**OBJECTIVE**:
Reproduce the entire listing word for word.

Dataset items:
::::::

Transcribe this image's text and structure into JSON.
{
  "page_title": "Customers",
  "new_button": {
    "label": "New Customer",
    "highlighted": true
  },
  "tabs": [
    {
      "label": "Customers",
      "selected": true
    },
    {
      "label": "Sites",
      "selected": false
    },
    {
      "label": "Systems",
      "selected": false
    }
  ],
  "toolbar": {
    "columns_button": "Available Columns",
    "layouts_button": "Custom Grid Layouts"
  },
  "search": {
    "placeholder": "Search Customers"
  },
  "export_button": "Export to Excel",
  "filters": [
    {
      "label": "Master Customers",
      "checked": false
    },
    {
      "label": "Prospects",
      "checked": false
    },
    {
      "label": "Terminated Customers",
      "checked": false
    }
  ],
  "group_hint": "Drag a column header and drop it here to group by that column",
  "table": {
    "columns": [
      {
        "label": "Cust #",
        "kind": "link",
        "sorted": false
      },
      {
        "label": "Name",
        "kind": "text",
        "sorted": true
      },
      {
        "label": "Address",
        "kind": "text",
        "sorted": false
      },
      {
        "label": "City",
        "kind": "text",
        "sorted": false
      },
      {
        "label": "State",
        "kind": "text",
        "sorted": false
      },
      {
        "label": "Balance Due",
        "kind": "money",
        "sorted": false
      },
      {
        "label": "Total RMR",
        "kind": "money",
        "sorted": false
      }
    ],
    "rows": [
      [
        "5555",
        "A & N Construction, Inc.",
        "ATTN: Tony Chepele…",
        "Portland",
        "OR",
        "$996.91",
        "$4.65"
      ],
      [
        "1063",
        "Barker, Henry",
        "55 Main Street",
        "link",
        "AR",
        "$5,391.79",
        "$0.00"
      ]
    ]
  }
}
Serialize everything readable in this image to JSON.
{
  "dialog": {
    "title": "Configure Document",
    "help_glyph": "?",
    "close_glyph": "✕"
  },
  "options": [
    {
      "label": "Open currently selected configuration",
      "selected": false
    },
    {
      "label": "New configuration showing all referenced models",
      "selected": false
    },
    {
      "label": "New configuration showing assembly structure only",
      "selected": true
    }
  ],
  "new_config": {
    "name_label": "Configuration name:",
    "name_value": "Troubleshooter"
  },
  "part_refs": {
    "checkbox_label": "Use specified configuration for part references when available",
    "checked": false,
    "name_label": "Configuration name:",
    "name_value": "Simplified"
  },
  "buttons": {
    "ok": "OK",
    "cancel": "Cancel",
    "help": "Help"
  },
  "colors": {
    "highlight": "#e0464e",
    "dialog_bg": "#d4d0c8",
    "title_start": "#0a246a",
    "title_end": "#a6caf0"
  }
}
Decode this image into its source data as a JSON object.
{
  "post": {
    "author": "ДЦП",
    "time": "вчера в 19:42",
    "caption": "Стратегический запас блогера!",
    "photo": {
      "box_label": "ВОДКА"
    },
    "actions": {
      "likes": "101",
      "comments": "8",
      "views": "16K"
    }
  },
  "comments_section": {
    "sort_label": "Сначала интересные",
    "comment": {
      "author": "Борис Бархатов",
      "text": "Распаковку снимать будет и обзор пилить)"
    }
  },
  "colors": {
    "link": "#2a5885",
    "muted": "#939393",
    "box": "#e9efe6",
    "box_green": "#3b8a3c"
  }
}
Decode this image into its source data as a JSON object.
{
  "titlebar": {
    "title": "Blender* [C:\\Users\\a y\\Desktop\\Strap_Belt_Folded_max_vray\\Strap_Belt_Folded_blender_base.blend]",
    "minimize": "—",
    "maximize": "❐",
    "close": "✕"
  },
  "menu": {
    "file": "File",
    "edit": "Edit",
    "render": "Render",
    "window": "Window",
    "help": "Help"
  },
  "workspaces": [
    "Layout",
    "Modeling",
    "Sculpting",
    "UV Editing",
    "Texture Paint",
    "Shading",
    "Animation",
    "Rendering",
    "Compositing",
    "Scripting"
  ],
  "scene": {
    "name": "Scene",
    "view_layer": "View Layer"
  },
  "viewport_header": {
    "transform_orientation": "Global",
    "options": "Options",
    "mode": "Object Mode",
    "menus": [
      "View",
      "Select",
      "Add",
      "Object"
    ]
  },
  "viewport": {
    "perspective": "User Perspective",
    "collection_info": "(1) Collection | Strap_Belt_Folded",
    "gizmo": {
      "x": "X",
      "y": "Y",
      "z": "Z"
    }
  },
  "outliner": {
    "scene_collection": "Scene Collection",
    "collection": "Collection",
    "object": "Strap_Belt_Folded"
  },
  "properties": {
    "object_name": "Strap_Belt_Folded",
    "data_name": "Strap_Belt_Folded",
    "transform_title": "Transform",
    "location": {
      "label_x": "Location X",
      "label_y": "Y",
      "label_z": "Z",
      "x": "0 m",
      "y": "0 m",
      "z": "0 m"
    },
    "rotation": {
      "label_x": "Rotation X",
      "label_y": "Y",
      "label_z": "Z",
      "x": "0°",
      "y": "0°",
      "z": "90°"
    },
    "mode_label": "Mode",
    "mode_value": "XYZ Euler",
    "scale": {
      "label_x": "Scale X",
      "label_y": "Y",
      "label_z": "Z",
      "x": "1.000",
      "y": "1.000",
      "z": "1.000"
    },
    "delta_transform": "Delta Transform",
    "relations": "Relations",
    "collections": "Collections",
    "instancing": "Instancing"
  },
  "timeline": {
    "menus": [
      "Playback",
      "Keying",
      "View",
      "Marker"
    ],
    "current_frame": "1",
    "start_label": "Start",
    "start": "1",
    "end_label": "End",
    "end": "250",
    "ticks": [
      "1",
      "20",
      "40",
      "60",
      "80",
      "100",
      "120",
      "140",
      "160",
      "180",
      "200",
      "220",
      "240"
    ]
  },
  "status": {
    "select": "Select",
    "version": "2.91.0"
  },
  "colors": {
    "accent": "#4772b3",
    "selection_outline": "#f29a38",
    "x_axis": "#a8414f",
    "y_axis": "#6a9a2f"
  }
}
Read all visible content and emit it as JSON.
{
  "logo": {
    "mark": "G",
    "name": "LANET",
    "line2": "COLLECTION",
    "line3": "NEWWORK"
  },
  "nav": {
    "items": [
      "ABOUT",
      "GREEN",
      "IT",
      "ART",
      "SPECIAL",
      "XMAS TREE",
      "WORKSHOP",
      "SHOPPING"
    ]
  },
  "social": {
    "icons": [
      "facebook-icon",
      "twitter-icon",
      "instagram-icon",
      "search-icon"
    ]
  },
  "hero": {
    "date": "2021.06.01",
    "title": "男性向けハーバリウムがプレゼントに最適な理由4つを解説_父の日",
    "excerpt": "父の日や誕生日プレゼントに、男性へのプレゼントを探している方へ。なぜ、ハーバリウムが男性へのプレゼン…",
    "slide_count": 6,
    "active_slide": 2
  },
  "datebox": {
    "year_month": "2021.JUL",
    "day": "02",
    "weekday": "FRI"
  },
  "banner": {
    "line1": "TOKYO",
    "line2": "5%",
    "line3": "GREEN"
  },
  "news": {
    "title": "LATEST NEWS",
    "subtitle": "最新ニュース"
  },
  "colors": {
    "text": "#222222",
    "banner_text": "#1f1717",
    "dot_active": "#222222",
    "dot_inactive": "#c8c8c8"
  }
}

::::::

**REPLY TO THE EXERCISE**:
Transcribe this image's text and structure into JSON.
{
  "page_title": "Customers",
  "new_button": {
    "label": "New Customer",
    "highlighted": true
  },
  "tabs": [
    {
      "label": "Customers",
      "selected": true
    },
    {
      "label": "Sites",
      "selected": false
    },
    {
      "label": "Systems",
      "selected": false
    }
  ],
  "toolbar": {
    "columns_button": "Available Columns",
    "layouts_button": "Custom Grid Layouts"
  },
  "search": {
    "placeholder": "Search Customers"
  },
  "export_button": "Export to Excel",
  "filters": [
    {
      "label": "Master Customers",
      "checked": false
    },
    {
      "label": "Prospects",
      "checked": false
    },
    {
      "label": "Terminated Customers",
      "checked": false
    }
  ],
  "group_hint": "Drag a column header and drop it here to group by that column",
  "table": {
    "columns": [
      {
        "label": "Cust #",
        "kind": "link",
        "sorted": false
      },
      {
        "label": "Name",
        "kind": "text",
        "sorted": true
      },
      {
        "label": "Address",
        "kind": "text",
        "sorted": false
      },
      {
        "label": "City",
        "kind": "text",
        "sorted": false
      },
      {
        "label": "State",
        "kind": "text",
        "sorted": false
      },
      {
        "label": "Balance Due",
        "kind": "money",
        "sorted": false
      },
      {
        "label": "Total RMR",
        "kind": "money",
        "sorted": false
      }
    ],
    "rows": [
      [
        "5555",
        "A & N Construction, Inc.",
        "ATTN: Tony Chepele…",
        "Portland",
        "OR",
        "$996.91",
        "$4.65"
      ],
      [
        "1063",
        "Barker, Henry",
        "55 Main Street",
        "link",
        "AR",
        "$5,391.79",
        "$0.00"
      ]
    ]
  }
}
Serialize everything readable in this image to JSON.
{
  "dialog": {
    "title": "Configure Document",
    "help_glyph": "?",
    "close_glyph": "✕"
  },
  "options": [
    {
      "label": "Open currently selected configuration",
      "selected": false
    },
    {
      "label": "New configuration showing all referenced models",
      "selected": false
    },
    {
      "label": "New configuration showing assembly structure only",
      "selected": true
    }
  ],
  "new_config": {
    "name_label": "Configuration name:",
    "name_value": "Troubleshooter"
  },
  "part_refs": {
    "checkbox_label": "Use specified configuration for part references when available",
    "checked": false,
    "name_label": "Configuration name:",
    "name_value": "Simplified"
  },
  "buttons": {
    "ok": "OK",
    "cancel": "Cancel",
    "help": "Help"
  },
  "colors": {
    "highlight": "#e0464e",
    "dialog_bg": "#d4d0c8",
    "title_start": "#0a246a",
    "title_end": "#a6caf0"
  }
}
Decode this image into its source data as a JSON object.
{
  "post": {
    "author": "ДЦП",
    "time": "вчера в 19:42",
    "caption": "Стратегический запас блогера!",
    "photo": {
      "box_label": "ВОДКА"
    },
    "actions": {
      "likes": "101",
      "comments": "8",
      "views": "16K"
    }
  },
  "comments_section": {
    "sort_label": "Сначала интересные",
    "comment": {
      "author": "Борис Бархатов",
      "text": "Распаковку снимать будет и обзор пилить)"
    }
  },
  "colors": {
    "link": "#2a5885",
    "muted": "#939393",
    "box": "#e9efe6",
    "box_green": "#3b8a3c"
  }
}
Decode this image into its source data as a JSON object.
{
  "titlebar": {
    "title": "Blender* [C:\\Users\\a y\\Desktop\\Strap_Belt_Folded_max_vray\\Strap_Belt_Folded_blender_base.blend]",
    "minimize": "—",
    "maximize": "❐",
    "close": "✕"
  },
  "menu": {
    "file": "File",
    "edit": "Edit",
    "render": "Render",
    "window": "Window",
    "help": "Help"
  },
  "workspaces": [
    "Layout",
    "Modeling",
    "Sculpting",
    "UV Editing",
    "Texture Paint",
    "Shading",
    "Animation",
    "Rendering",
    "Compositing",
    "Scripting"
  ],
  "scene": {
    "name": "Scene",
    "view_layer": "View Layer"
  },
  "viewport_header": {
    "transform_orientation": "Global",
    "options": "Options",
    "mode": "Object Mode",
    "menus": [
      "View",
      "Select",
      "Add",
      "Object"
    ]
  },
  "viewport": {
    "perspective": "User Perspective",
    "collection_info": "(1) Collection | Strap_Belt_Folded",
    "gizmo": {
      "x": "X",
      "y": "Y",
      "z": "Z"
    }
  },
  "outliner": {
    "scene_collection": "Scene Collection",
    "collection": "Collection",
    "object": "Strap_Belt_Folded"
  },
  "properties": {
    "object_name": "Strap_Belt_Folded",
    "data_name": "Strap_Belt_Folded",
    "transform_title": "Transform",
    "location": {
      "label_x": "Location X",
      "label_y": "Y",
      "label_z": "Z",
      "x": "0 m",
      "y": "0 m",
      "z": "0 m"
    },
    "rotation": {
      "label_x": "Rotation X",
      "label_y": "Y",
      "label_z": "Z",
      "x": "0°",
      "y": "0°",
      "z": "90°"
    },
    "mode_label": "Mode",
    "mode_value": "XYZ Euler",
    "scale": {
      "label_x": "Scale X",
      "label_y": "Y",
      "label_z": "Z",
      "x": "1.000",
      "y": "1.000",
      "z": "1.000"
    },
    "delta_transform": "Delta Transform",
    "relations": "Relations",
    "collections": "Collections",
    "instancing": "Instancing"
  },
  "timeline": {
    "menus": [
      "Playback",
      "Keying",
      "View",
      "Marker"
    ],
    "current_frame": "1",
    "start_label": "Start",
    "start": "1",
    "end_label": "End",
    "end": "250",
    "ticks": [
      "1",
      "20",
      "40",
      "60",
      "80",
      "100",
      "120",
      "140",
      "160",
      "180",
      "200",
      "220",
      "240"
    ]
  },
  "status": {
    "select": "Select",
    "version": "2.91.0"
  },
  "colors": {
    "accent": "#4772b3",
    "selection_outline": "#f29a38",
    "x_axis": "#a8414f",
    "y_axis": "#6a9a2f"
  }
}
Read all visible content and emit it as JSON.
{
  "logo": {
    "mark": "G",
    "name": "LANET",
    "line2": "COLLECTION",
    "line3": "NEWWORK"
  },
  "nav": {
    "items": [
      "ABOUT",
      "GREEN",
      "IT",
      "ART",
      "SPECIAL",
      "XMAS TREE",
      "WORKSHOP",
      "SHOPPING"
    ]
  },
  "social": {
    "icons": [
      "facebook-icon",
      "twitter-icon",
      "instagram-icon",
      "search-icon"
    ]
  },
  "hero": {
    "date": "2021.06.01",
    "title": "男性向けハーバリウムがプレゼントに最適な理由4つを解説_父の日",
    "excerpt": "父の日や誕生日プレゼントに、男性へのプレゼントを探している方へ。なぜ、ハーバリウムが男性へのプレゼン…",
    "slide_count": 6,
    "active_slide": 2
  },
  "datebox": {
    "year_month": "2021.JUL",
    "day": "02",
    "weekday": "FRI"
  },
  "banner": {
    "line1": "TOKYO",
    "line2": "5%",
    "line3": "GREEN"
  },
  "news": {
    "title": "LATEST NEWS",
    "subtitle": "最新ニュース"
  },
  "colors": {
    "text": "#222222",
    "banner_text": "#1f1717",
    "dot_active": "#222222",
    "dot_inactive": "#c8c8c8"
  }
}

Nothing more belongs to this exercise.